WORKING DATA –
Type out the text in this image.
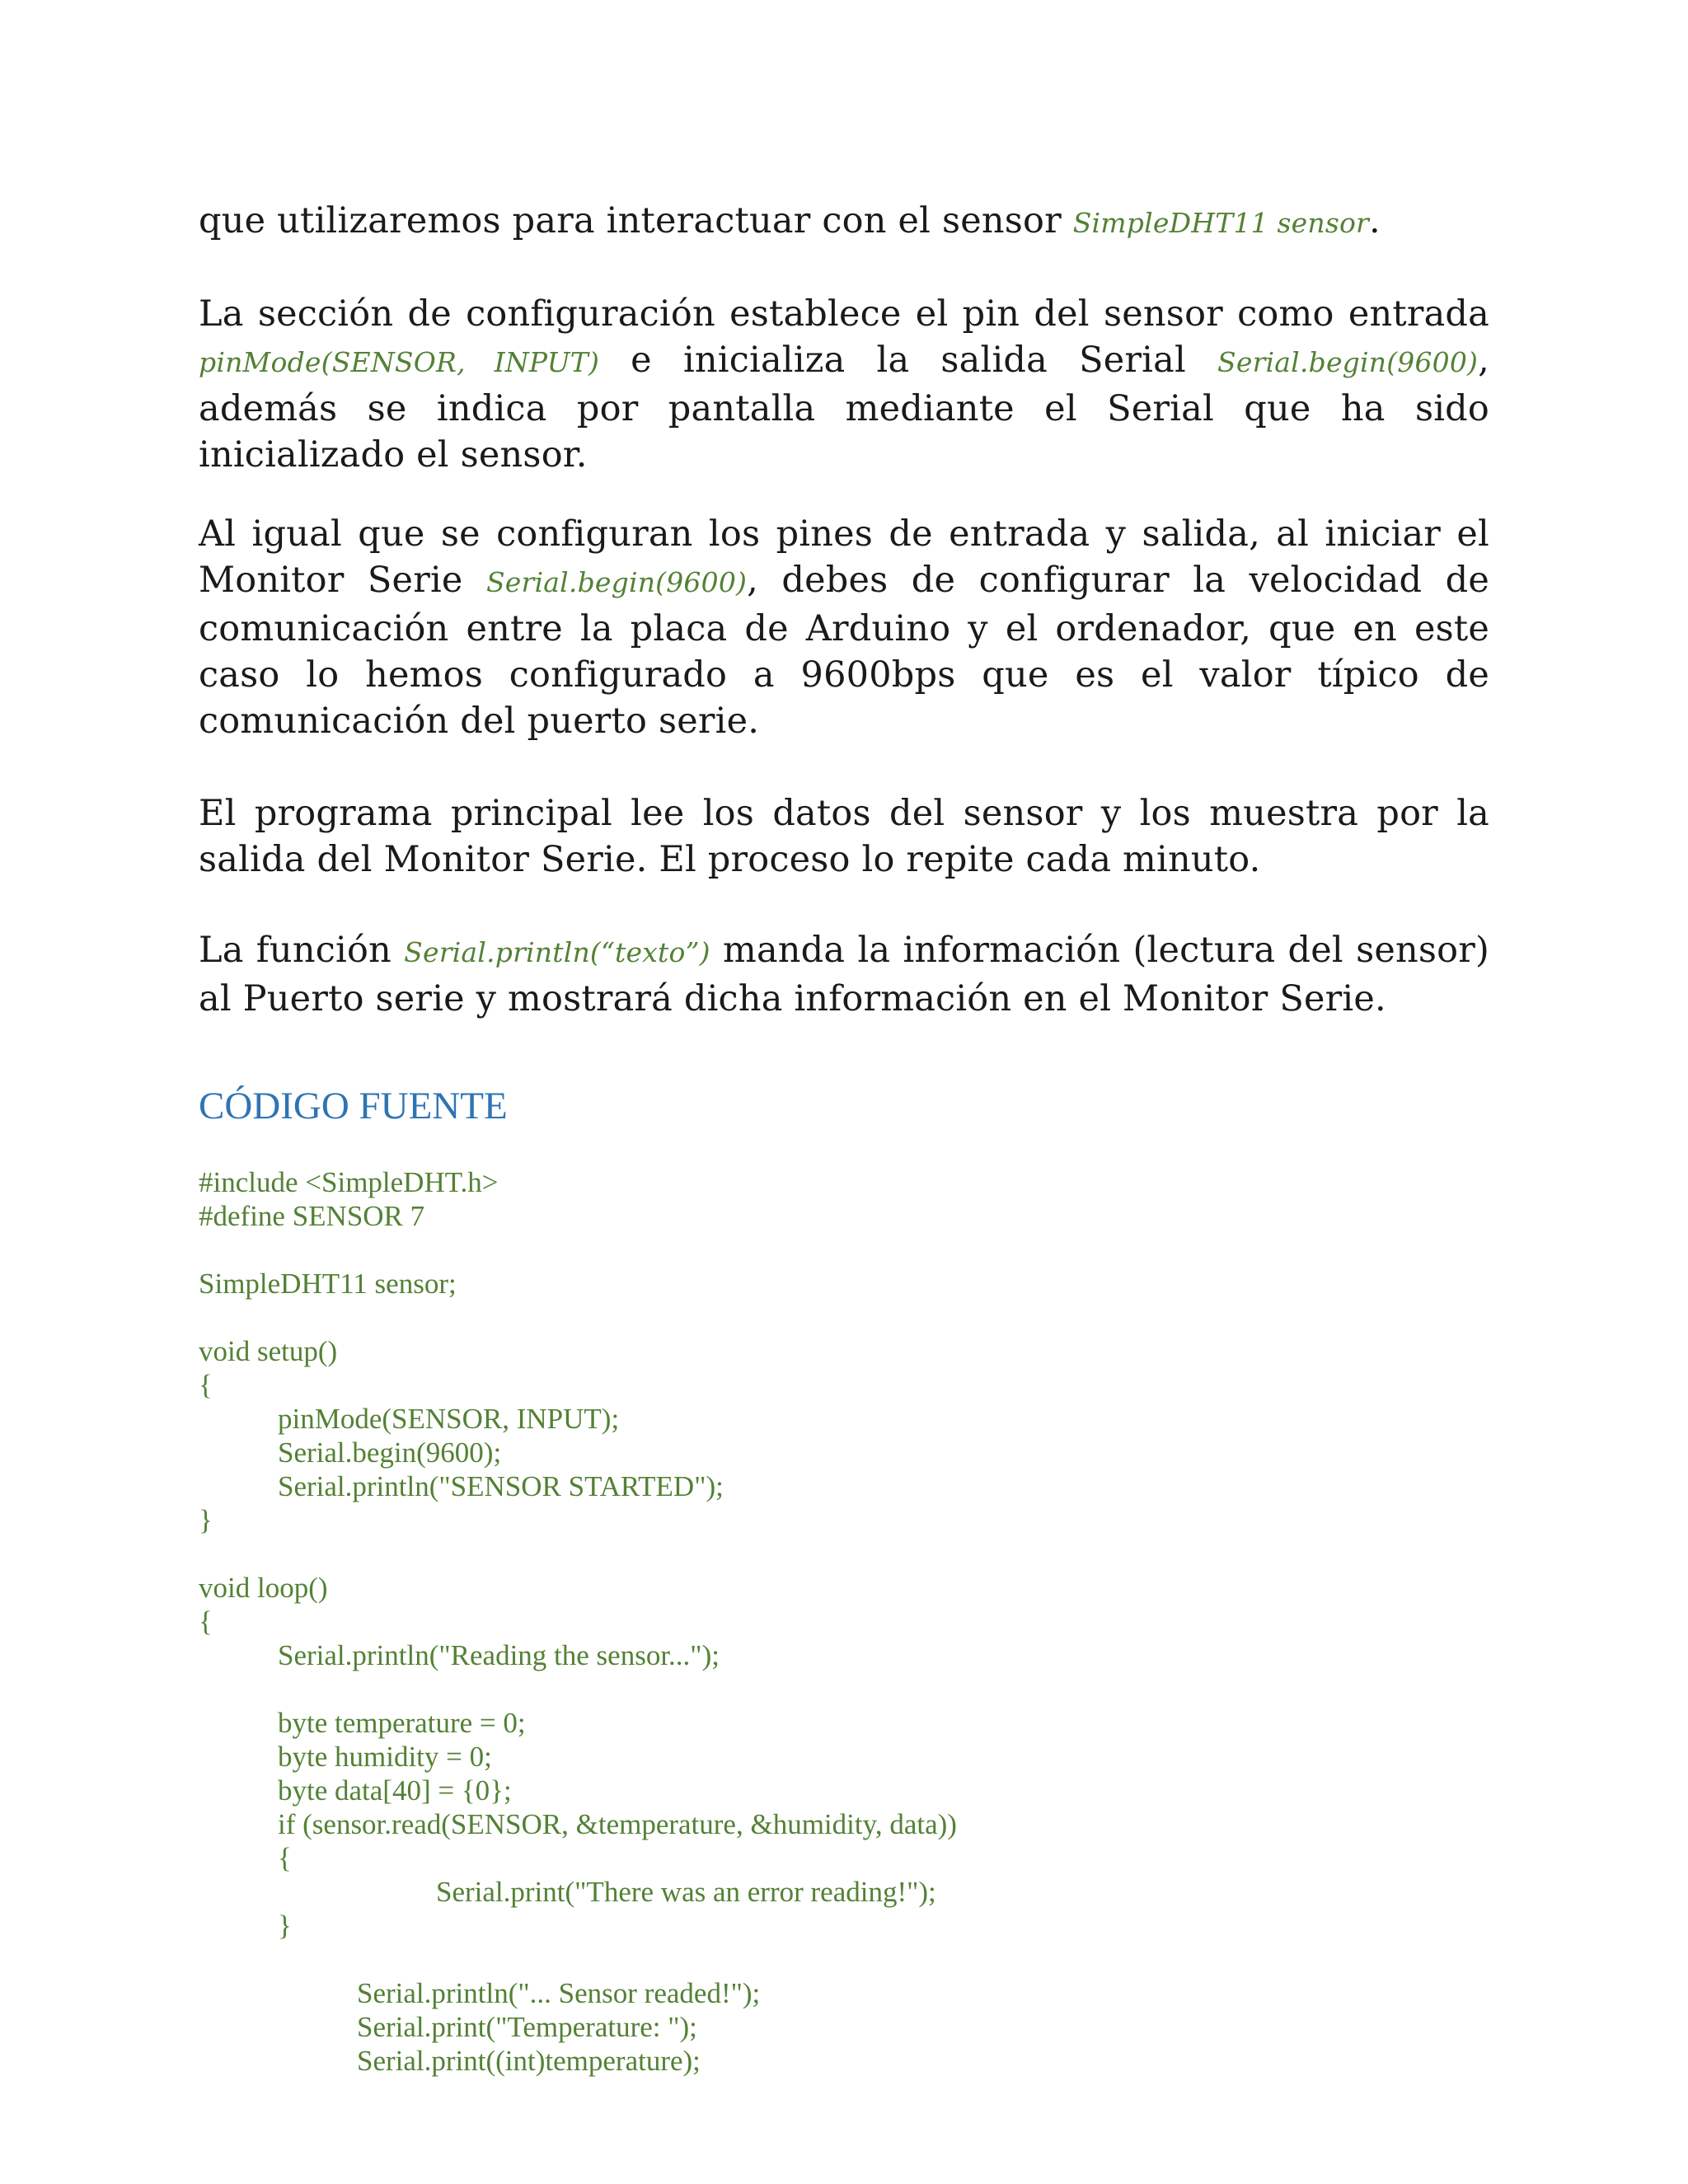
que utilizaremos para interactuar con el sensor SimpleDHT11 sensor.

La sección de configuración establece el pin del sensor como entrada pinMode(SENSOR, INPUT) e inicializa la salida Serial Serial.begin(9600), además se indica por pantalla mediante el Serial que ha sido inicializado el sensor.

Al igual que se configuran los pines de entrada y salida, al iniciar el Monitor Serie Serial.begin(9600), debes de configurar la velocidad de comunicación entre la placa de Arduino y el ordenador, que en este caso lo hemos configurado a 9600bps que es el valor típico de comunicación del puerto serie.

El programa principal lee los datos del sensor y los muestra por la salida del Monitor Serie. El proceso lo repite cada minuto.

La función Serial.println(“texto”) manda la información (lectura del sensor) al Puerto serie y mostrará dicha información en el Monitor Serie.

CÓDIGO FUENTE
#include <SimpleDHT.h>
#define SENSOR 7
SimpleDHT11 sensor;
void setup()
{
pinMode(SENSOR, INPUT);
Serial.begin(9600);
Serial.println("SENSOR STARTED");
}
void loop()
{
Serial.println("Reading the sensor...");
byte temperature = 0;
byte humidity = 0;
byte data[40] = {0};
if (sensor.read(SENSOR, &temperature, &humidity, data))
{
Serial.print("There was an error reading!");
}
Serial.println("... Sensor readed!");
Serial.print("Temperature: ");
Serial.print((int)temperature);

--

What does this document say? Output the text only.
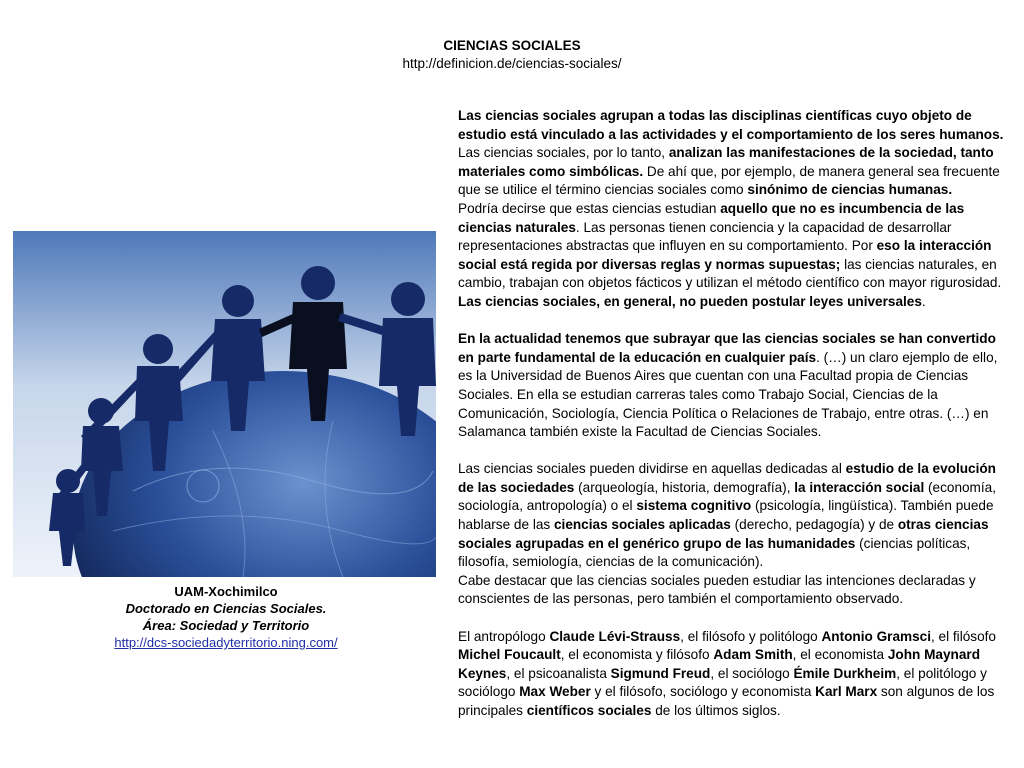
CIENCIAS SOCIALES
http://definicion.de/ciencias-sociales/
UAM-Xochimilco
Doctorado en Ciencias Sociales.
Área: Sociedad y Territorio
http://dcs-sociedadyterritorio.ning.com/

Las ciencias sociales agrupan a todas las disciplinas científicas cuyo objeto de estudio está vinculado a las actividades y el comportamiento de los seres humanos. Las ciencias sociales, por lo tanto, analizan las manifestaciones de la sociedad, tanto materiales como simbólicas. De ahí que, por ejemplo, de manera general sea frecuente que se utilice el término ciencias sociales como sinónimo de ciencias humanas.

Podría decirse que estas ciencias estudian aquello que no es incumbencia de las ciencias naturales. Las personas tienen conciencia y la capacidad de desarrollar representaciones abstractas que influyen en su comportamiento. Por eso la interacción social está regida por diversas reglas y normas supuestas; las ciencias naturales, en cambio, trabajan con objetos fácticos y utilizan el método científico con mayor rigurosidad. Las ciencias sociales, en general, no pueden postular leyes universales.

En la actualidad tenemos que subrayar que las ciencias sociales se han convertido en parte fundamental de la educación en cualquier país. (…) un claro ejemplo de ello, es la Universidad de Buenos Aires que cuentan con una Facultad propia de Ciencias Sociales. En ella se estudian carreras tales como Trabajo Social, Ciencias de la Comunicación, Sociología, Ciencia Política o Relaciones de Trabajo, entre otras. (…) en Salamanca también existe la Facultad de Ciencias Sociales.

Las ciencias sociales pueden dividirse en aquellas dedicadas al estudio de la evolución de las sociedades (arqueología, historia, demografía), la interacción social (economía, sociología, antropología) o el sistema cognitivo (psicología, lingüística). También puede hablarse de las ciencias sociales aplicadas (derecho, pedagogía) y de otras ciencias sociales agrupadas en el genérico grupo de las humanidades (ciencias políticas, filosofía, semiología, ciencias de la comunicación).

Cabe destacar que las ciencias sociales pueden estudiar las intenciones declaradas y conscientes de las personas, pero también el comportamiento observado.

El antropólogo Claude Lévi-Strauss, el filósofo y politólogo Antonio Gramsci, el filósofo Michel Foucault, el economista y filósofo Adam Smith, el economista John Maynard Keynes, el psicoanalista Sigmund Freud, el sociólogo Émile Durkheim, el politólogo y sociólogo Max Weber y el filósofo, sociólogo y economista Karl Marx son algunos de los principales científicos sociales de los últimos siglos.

AIM – Out of the material above, gather each line where "ejemplo" appears.

RESULT –
Las ciencias sociales agrupan a todas las disciplinas científicas cuyo objeto de estudio está vinculado a las actividades y el comportamiento de los seres humanos. Las ciencias sociales, por lo tanto, analizan las manifestaciones de la sociedad, tanto materiales como simbólicas. De ahí que, por ejemplo, de manera general sea frecuente que se utilice el término ciencias sociales como sinónimo de ciencias humanas.
En la actualidad tenemos que subrayar que las ciencias sociales se han convertido en parte fundamental de la educación en cualquier país. (…) un claro ejemplo de ello, es la Universidad de Buenos Aires que cuentan con una Facultad propia de Ciencias Sociales. En ella se estudian carreras tales como Trabajo Social, Ciencias de la Comunicación, Sociología, Ciencia Política o Relaciones de Trabajo, entre otras. (…) en Salamanca también existe la Facultad de Ciencias Sociales.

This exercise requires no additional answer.